§ Task description: Write down every entry below once more, exactly.

§ Records provided:
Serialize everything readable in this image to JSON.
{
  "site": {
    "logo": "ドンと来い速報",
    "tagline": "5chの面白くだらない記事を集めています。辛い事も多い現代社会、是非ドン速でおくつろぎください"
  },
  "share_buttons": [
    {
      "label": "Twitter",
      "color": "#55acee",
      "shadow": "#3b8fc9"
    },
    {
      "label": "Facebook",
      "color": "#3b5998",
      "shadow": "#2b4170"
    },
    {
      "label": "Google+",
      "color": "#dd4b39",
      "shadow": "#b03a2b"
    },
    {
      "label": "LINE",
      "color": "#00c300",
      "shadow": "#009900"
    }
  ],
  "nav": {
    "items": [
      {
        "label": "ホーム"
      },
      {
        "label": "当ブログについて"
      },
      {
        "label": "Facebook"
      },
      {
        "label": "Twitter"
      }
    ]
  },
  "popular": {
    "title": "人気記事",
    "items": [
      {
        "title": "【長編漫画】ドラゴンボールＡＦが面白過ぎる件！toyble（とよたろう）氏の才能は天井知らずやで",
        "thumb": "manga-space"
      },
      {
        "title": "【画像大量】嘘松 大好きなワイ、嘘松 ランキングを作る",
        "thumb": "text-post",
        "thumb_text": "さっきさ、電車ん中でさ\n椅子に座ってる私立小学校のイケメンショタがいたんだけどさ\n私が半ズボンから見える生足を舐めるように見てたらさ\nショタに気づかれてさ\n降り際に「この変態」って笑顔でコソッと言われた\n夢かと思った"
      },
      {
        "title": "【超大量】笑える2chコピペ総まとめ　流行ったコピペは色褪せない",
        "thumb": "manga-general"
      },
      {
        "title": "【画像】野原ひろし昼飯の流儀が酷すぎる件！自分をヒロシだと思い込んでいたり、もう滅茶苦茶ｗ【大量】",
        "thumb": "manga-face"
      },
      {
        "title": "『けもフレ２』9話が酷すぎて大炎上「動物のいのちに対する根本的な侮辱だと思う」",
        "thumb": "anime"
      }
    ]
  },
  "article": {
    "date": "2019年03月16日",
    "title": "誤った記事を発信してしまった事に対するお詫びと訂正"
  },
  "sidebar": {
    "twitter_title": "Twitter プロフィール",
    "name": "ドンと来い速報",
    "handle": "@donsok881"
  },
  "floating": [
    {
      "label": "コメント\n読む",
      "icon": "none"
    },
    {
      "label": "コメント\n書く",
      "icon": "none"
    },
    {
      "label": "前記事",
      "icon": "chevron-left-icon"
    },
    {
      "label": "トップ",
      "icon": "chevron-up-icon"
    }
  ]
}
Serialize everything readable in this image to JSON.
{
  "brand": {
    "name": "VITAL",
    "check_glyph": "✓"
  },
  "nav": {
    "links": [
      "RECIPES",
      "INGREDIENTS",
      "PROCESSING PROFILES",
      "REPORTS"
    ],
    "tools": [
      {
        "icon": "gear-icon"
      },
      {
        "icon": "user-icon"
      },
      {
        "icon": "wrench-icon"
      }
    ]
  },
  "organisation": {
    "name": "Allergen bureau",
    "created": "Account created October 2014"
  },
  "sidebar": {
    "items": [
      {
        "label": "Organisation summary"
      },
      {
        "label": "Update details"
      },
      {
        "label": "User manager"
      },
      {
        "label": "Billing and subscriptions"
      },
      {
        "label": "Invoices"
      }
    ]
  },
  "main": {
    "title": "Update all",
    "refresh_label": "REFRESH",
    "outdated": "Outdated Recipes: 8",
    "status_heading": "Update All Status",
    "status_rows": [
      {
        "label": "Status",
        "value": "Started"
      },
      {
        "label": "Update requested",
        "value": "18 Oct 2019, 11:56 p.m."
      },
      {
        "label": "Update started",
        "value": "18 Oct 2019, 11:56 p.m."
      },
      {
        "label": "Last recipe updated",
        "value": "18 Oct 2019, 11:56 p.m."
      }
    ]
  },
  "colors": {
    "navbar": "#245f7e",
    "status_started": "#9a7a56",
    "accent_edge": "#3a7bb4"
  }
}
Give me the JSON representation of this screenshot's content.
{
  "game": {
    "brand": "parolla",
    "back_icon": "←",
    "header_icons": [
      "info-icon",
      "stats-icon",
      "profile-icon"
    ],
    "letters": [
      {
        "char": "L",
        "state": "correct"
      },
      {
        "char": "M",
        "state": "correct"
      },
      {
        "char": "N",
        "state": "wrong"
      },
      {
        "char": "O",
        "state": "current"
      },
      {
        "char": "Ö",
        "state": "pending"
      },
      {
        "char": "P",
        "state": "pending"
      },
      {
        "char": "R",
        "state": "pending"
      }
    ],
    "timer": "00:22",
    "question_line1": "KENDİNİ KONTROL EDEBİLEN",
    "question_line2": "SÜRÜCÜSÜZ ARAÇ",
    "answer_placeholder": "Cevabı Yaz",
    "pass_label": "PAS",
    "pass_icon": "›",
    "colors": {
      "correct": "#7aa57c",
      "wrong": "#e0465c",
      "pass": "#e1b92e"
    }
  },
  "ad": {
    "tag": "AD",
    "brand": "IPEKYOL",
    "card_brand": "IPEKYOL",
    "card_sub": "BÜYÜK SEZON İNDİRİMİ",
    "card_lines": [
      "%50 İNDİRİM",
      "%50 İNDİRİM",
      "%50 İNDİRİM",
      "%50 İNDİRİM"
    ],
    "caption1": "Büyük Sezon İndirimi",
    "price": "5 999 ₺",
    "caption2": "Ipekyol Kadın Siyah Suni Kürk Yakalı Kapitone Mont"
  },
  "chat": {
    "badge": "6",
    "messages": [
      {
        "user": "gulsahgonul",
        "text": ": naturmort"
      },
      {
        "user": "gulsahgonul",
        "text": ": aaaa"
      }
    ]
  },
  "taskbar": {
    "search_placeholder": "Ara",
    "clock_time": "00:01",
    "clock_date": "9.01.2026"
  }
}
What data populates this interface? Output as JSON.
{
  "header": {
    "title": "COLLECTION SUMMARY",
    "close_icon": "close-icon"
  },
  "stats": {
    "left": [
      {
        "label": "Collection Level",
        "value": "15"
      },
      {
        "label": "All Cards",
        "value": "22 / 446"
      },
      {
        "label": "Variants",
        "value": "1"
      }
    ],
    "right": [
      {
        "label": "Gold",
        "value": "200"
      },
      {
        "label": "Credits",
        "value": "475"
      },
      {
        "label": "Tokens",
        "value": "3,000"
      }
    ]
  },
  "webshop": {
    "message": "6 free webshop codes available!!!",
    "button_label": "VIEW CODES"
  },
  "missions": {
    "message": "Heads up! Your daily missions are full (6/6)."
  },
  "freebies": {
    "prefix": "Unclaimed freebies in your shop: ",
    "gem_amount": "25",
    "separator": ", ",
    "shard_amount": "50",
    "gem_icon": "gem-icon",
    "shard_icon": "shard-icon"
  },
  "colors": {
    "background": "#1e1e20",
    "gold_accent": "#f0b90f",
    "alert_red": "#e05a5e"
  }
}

§ Result of the task:
Serialize everything readable in this image to JSON.
{
  "site": {
    "logo": "ドンと来い速報",
    "tagline": "5chの面白くだらない記事を集めています。辛い事も多い現代社会、是非ドン速でおくつろぎください"
  },
  "share_buttons": [
    {
      "label": "Twitter",
      "color": "#55acee",
      "shadow": "#3b8fc9"
    },
    {
      "label": "Facebook",
      "color": "#3b5998",
      "shadow": "#2b4170"
    },
    {
      "label": "Google+",
      "color": "#dd4b39",
      "shadow": "#b03a2b"
    },
    {
      "label": "LINE",
      "color": "#00c300",
      "shadow": "#009900"
    }
  ],
  "nav": {
    "items": [
      {
        "label": "ホーム"
      },
      {
        "label": "当ブログについて"
      },
      {
        "label": "Facebook"
      },
      {
        "label": "Twitter"
      }
    ]
  },
  "popular": {
    "title": "人気記事",
    "items": [
      {
        "title": "【長編漫画】ドラゴンボールＡＦが面白過ぎる件！toyble（とよたろう）氏の才能は天井知らずやで",
        "thumb": "manga-space"
      },
      {
        "title": "【画像大量】嘘松 大好きなワイ、嘘松 ランキングを作る",
        "thumb": "text-post",
        "thumb_text": "さっきさ、電車ん中でさ\n椅子に座ってる私立小学校のイケメンショタがいたんだけどさ\n私が半ズボンから見える生足を舐めるように見てたらさ\nショタに気づかれてさ\n降り際に「この変態」って笑顔でコソッと言われた\n夢かと思った"
      },
      {
        "title": "【超大量】笑える2chコピペ総まとめ　流行ったコピペは色褪せない",
        "thumb": "manga-general"
      },
      {
        "title": "【画像】野原ひろし昼飯の流儀が酷すぎる件！自分をヒロシだと思い込んでいたり、もう滅茶苦茶ｗ【大量】",
        "thumb": "manga-face"
      },
      {
        "title": "『けもフレ２』9話が酷すぎて大炎上「動物のいのちに対する根本的な侮辱だと思う」",
        "thumb": "anime"
      }
    ]
  },
  "article": {
    "date": "2019年03月16日",
    "title": "誤った記事を発信してしまった事に対するお詫びと訂正"
  },
  "sidebar": {
    "twitter_title": "Twitter プロフィール",
    "name": "ドンと来い速報",
    "handle": "@donsok881"
  },
  "floating": [
    {
      "label": "コメント\n読む",
      "icon": "none"
    },
    {
      "label": "コメント\n書く",
      "icon": "none"
    },
    {
      "label": "前記事",
      "icon": "chevron-left-icon"
    },
    {
      "label": "トップ",
      "icon": "chevron-up-icon"
    }
  ]
}
Serialize everything readable in this image to JSON.
{
  "brand": {
    "name": "VITAL",
    "check_glyph": "✓"
  },
  "nav": {
    "links": [
      "RECIPES",
      "INGREDIENTS",
      "PROCESSING PROFILES",
      "REPORTS"
    ],
    "tools": [
      {
        "icon": "gear-icon"
      },
      {
        "icon": "user-icon"
      },
      {
        "icon": "wrench-icon"
      }
    ]
  },
  "organisation": {
    "name": "Allergen bureau",
    "created": "Account created October 2014"
  },
  "sidebar": {
    "items": [
      {
        "label": "Organisation summary"
      },
      {
        "label": "Update details"
      },
      {
        "label": "User manager"
      },
      {
        "label": "Billing and subscriptions"
      },
      {
        "label": "Invoices"
      }
    ]
  },
  "main": {
    "title": "Update all",
    "refresh_label": "REFRESH",
    "outdated": "Outdated Recipes: 8",
    "status_heading": "Update All Status",
    "status_rows": [
      {
        "label": "Status",
        "value": "Started"
      },
      {
        "label": "Update requested",
        "value": "18 Oct 2019, 11:56 p.m."
      },
      {
        "label": "Update started",
        "value": "18 Oct 2019, 11:56 p.m."
      },
      {
        "label": "Last recipe updated",
        "value": "18 Oct 2019, 11:56 p.m."
      }
    ]
  },
  "colors": {
    "navbar": "#245f7e",
    "status_started": "#9a7a56",
    "accent_edge": "#3a7bb4"
  }
}
Give me the JSON representation of this screenshot's content.
{
  "game": {
    "brand": "parolla",
    "back_icon": "←",
    "header_icons": [
      "info-icon",
      "stats-icon",
      "profile-icon"
    ],
    "letters": [
      {
        "char": "L",
        "state": "correct"
      },
      {
        "char": "M",
        "state": "correct"
      },
      {
        "char": "N",
        "state": "wrong"
      },
      {
        "char": "O",
        "state": "current"
      },
      {
        "char": "Ö",
        "state": "pending"
      },
      {
        "char": "P",
        "state": "pending"
      },
      {
        "char": "R",
        "state": "pending"
      }
    ],
    "timer": "00:22",
    "question_line1": "KENDİNİ KONTROL EDEBİLEN",
    "question_line2": "SÜRÜCÜSÜZ ARAÇ",
    "answer_placeholder": "Cevabı Yaz",
    "pass_label": "PAS",
    "pass_icon": "›",
    "colors": {
      "correct": "#7aa57c",
      "wrong": "#e0465c",
      "pass": "#e1b92e"
    }
  },
  "ad": {
    "tag": "AD",
    "brand": "IPEKYOL",
    "card_brand": "IPEKYOL",
    "card_sub": "BÜYÜK SEZON İNDİRİMİ",
    "card_lines": [
      "%50 İNDİRİM",
      "%50 İNDİRİM",
      "%50 İNDİRİM",
      "%50 İNDİRİM"
    ],
    "caption1": "Büyük Sezon İndirimi",
    "price": "5 999 ₺",
    "caption2": "Ipekyol Kadın Siyah Suni Kürk Yakalı Kapitone Mont"
  },
  "chat": {
    "badge": "6",
    "messages": [
      {
        "user": "gulsahgonul",
        "text": ": naturmort"
      },
      {
        "user": "gulsahgonul",
        "text": ": aaaa"
      }
    ]
  },
  "taskbar": {
    "search_placeholder": "Ara",
    "clock_time": "00:01",
    "clock_date": "9.01.2026"
  }
}
What data populates this interface? Output as JSON.
{
  "header": {
    "title": "COLLECTION SUMMARY",
    "close_icon": "close-icon"
  },
  "stats": {
    "left": [
      {
        "label": "Collection Level",
        "value": "15"
      },
      {
        "label": "All Cards",
        "value": "22 / 446"
      },
      {
        "label": "Variants",
        "value": "1"
      }
    ],
    "right": [
      {
        "label": "Gold",
        "value": "200"
      },
      {
        "label": "Credits",
        "value": "475"
      },
      {
        "label": "Tokens",
        "value": "3,000"
      }
    ]
  },
  "webshop": {
    "message": "6 free webshop codes available!!!",
    "button_label": "VIEW CODES"
  },
  "missions": {
    "message": "Heads up! Your daily missions are full (6/6)."
  },
  "freebies": {
    "prefix": "Unclaimed freebies in your shop: ",
    "gem_amount": "25",
    "separator": ", ",
    "shard_amount": "50",
    "gem_icon": "gem-icon",
    "shard_icon": "shard-icon"
  },
  "colors": {
    "background": "#1e1e20",
    "gold_accent": "#f0b90f",
    "alert_red": "#e05a5e"
  }
}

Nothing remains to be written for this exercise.